▶ _YOUR ASSIGNMENT_: Transcribe the listing below word for word.

▶ _MATERIAL FOR THIS EXERCISE_:
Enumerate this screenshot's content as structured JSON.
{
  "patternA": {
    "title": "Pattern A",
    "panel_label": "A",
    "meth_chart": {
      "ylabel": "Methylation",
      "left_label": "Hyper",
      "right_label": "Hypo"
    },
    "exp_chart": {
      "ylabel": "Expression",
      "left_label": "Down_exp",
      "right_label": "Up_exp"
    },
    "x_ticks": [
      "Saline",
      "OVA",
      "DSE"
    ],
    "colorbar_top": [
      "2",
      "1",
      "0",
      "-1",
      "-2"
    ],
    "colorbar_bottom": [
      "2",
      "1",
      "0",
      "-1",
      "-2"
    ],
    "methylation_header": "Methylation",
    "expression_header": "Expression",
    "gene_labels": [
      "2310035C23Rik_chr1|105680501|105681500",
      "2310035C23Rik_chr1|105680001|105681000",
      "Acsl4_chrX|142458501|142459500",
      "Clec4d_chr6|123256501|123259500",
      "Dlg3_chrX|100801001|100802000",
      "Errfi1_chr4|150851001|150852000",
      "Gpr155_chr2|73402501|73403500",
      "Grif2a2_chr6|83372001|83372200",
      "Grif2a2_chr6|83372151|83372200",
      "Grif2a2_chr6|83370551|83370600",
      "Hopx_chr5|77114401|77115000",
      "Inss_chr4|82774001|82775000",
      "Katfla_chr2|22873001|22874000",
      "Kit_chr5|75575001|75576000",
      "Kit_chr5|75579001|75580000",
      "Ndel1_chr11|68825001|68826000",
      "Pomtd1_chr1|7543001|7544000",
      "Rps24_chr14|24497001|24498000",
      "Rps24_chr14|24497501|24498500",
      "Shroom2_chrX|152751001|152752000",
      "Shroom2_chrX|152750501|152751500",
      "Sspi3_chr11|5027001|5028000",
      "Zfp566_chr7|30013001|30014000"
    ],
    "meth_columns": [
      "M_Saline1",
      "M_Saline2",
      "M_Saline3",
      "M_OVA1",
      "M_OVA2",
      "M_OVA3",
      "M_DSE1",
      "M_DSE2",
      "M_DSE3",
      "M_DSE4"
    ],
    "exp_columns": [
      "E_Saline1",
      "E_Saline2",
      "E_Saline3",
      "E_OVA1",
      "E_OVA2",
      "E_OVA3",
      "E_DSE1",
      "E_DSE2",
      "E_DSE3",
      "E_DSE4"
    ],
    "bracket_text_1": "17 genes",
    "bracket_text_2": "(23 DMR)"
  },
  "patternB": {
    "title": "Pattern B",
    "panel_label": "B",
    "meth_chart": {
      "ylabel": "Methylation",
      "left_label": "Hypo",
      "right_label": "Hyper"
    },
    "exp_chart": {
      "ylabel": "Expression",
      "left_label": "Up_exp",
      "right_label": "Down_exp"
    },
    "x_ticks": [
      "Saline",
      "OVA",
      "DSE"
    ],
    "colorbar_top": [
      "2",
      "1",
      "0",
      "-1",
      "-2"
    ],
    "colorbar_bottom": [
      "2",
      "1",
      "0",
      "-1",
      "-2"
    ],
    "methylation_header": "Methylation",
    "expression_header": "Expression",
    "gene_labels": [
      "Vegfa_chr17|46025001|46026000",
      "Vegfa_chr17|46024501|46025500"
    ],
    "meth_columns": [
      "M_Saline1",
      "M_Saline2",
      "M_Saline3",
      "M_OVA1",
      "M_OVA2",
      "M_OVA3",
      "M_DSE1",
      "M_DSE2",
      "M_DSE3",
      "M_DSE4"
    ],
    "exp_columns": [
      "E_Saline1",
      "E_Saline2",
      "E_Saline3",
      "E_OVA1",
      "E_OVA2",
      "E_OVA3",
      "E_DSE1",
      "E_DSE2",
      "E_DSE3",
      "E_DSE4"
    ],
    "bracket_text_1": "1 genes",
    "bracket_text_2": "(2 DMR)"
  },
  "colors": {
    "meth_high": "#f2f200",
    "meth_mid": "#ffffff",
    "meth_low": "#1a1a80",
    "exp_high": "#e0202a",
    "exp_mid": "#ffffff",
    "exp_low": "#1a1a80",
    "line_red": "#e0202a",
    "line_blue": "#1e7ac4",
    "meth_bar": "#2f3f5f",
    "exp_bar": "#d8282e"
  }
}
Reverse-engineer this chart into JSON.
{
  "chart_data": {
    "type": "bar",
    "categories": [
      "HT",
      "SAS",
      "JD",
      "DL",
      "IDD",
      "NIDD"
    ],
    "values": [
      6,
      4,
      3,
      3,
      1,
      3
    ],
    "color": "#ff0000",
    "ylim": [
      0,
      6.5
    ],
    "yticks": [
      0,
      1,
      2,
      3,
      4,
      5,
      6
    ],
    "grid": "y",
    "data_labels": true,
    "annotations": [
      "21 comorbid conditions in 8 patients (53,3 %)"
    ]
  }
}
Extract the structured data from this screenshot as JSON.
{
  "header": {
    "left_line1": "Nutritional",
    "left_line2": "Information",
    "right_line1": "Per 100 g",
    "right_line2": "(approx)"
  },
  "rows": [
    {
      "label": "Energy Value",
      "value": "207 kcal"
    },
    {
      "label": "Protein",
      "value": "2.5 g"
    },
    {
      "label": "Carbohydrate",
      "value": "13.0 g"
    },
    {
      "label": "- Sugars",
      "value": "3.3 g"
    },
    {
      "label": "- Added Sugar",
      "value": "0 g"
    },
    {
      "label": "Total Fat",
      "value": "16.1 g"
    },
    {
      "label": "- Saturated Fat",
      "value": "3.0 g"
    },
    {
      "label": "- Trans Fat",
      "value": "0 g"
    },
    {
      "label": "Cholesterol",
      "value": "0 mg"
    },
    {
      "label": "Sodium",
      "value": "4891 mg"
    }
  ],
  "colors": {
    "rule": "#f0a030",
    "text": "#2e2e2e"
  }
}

▶ _OUTPUT_:
Enumerate this screenshot's content as structured JSON.
{
  "patternA": {
    "title": "Pattern A",
    "panel_label": "A",
    "meth_chart": {
      "ylabel": "Methylation",
      "left_label": "Hyper",
      "right_label": "Hypo"
    },
    "exp_chart": {
      "ylabel": "Expression",
      "left_label": "Down_exp",
      "right_label": "Up_exp"
    },
    "x_ticks": [
      "Saline",
      "OVA",
      "DSE"
    ],
    "colorbar_top": [
      "2",
      "1",
      "0",
      "-1",
      "-2"
    ],
    "colorbar_bottom": [
      "2",
      "1",
      "0",
      "-1",
      "-2"
    ],
    "methylation_header": "Methylation",
    "expression_header": "Expression",
    "gene_labels": [
      "2310035C23Rik_chr1|105680501|105681500",
      "2310035C23Rik_chr1|105680001|105681000",
      "Acsl4_chrX|142458501|142459500",
      "Clec4d_chr6|123256501|123259500",
      "Dlg3_chrX|100801001|100802000",
      "Errfi1_chr4|150851001|150852000",
      "Gpr155_chr2|73402501|73403500",
      "Grif2a2_chr6|83372001|83372200",
      "Grif2a2_chr6|83372151|83372200",
      "Grif2a2_chr6|83370551|83370600",
      "Hopx_chr5|77114401|77115000",
      "Inss_chr4|82774001|82775000",
      "Katfla_chr2|22873001|22874000",
      "Kit_chr5|75575001|75576000",
      "Kit_chr5|75579001|75580000",
      "Ndel1_chr11|68825001|68826000",
      "Pomtd1_chr1|7543001|7544000",
      "Rps24_chr14|24497001|24498000",
      "Rps24_chr14|24497501|24498500",
      "Shroom2_chrX|152751001|152752000",
      "Shroom2_chrX|152750501|152751500",
      "Sspi3_chr11|5027001|5028000",
      "Zfp566_chr7|30013001|30014000"
    ],
    "meth_columns": [
      "M_Saline1",
      "M_Saline2",
      "M_Saline3",
      "M_OVA1",
      "M_OVA2",
      "M_OVA3",
      "M_DSE1",
      "M_DSE2",
      "M_DSE3",
      "M_DSE4"
    ],
    "exp_columns": [
      "E_Saline1",
      "E_Saline2",
      "E_Saline3",
      "E_OVA1",
      "E_OVA2",
      "E_OVA3",
      "E_DSE1",
      "E_DSE2",
      "E_DSE3",
      "E_DSE4"
    ],
    "bracket_text_1": "17 genes",
    "bracket_text_2": "(23 DMR)"
  },
  "patternB": {
    "title": "Pattern B",
    "panel_label": "B",
    "meth_chart": {
      "ylabel": "Methylation",
      "left_label": "Hypo",
      "right_label": "Hyper"
    },
    "exp_chart": {
      "ylabel": "Expression",
      "left_label": "Up_exp",
      "right_label": "Down_exp"
    },
    "x_ticks": [
      "Saline",
      "OVA",
      "DSE"
    ],
    "colorbar_top": [
      "2",
      "1",
      "0",
      "-1",
      "-2"
    ],
    "colorbar_bottom": [
      "2",
      "1",
      "0",
      "-1",
      "-2"
    ],
    "methylation_header": "Methylation",
    "expression_header": "Expression",
    "gene_labels": [
      "Vegfa_chr17|46025001|46026000",
      "Vegfa_chr17|46024501|46025500"
    ],
    "meth_columns": [
      "M_Saline1",
      "M_Saline2",
      "M_Saline3",
      "M_OVA1",
      "M_OVA2",
      "M_OVA3",
      "M_DSE1",
      "M_DSE2",
      "M_DSE3",
      "M_DSE4"
    ],
    "exp_columns": [
      "E_Saline1",
      "E_Saline2",
      "E_Saline3",
      "E_OVA1",
      "E_OVA2",
      "E_OVA3",
      "E_DSE1",
      "E_DSE2",
      "E_DSE3",
      "E_DSE4"
    ],
    "bracket_text_1": "1 genes",
    "bracket_text_2": "(2 DMR)"
  },
  "colors": {
    "meth_high": "#f2f200",
    "meth_mid": "#ffffff",
    "meth_low": "#1a1a80",
    "exp_high": "#e0202a",
    "exp_mid": "#ffffff",
    "exp_low": "#1a1a80",
    "line_red": "#e0202a",
    "line_blue": "#1e7ac4",
    "meth_bar": "#2f3f5f",
    "exp_bar": "#d8282e"
  }
}
Reverse-engineer this chart into JSON.
{
  "chart_data": {
    "type": "bar",
    "categories": [
      "HT",
      "SAS",
      "JD",
      "DL",
      "IDD",
      "NIDD"
    ],
    "values": [
      6,
      4,
      3,
      3,
      1,
      3
    ],
    "color": "#ff0000",
    "ylim": [
      0,
      6.5
    ],
    "yticks": [
      0,
      1,
      2,
      3,
      4,
      5,
      6
    ],
    "grid": "y",
    "data_labels": true,
    "annotations": [
      "21 comorbid conditions in 8 patients (53,3 %)"
    ]
  }
}
Extract the structured data from this screenshot as JSON.
{
  "header": {
    "left_line1": "Nutritional",
    "left_line2": "Information",
    "right_line1": "Per 100 g",
    "right_line2": "(approx)"
  },
  "rows": [
    {
      "label": "Energy Value",
      "value": "207 kcal"
    },
    {
      "label": "Protein",
      "value": "2.5 g"
    },
    {
      "label": "Carbohydrate",
      "value": "13.0 g"
    },
    {
      "label": "- Sugars",
      "value": "3.3 g"
    },
    {
      "label": "- Added Sugar",
      "value": "0 g"
    },
    {
      "label": "Total Fat",
      "value": "16.1 g"
    },
    {
      "label": "- Saturated Fat",
      "value": "3.0 g"
    },
    {
      "label": "- Trans Fat",
      "value": "0 g"
    },
    {
      "label": "Cholesterol",
      "value": "0 mg"
    },
    {
      "label": "Sodium",
      "value": "4891 mg"
    }
  ],
  "colors": {
    "rule": "#f0a030",
    "text": "#2e2e2e"
  }
}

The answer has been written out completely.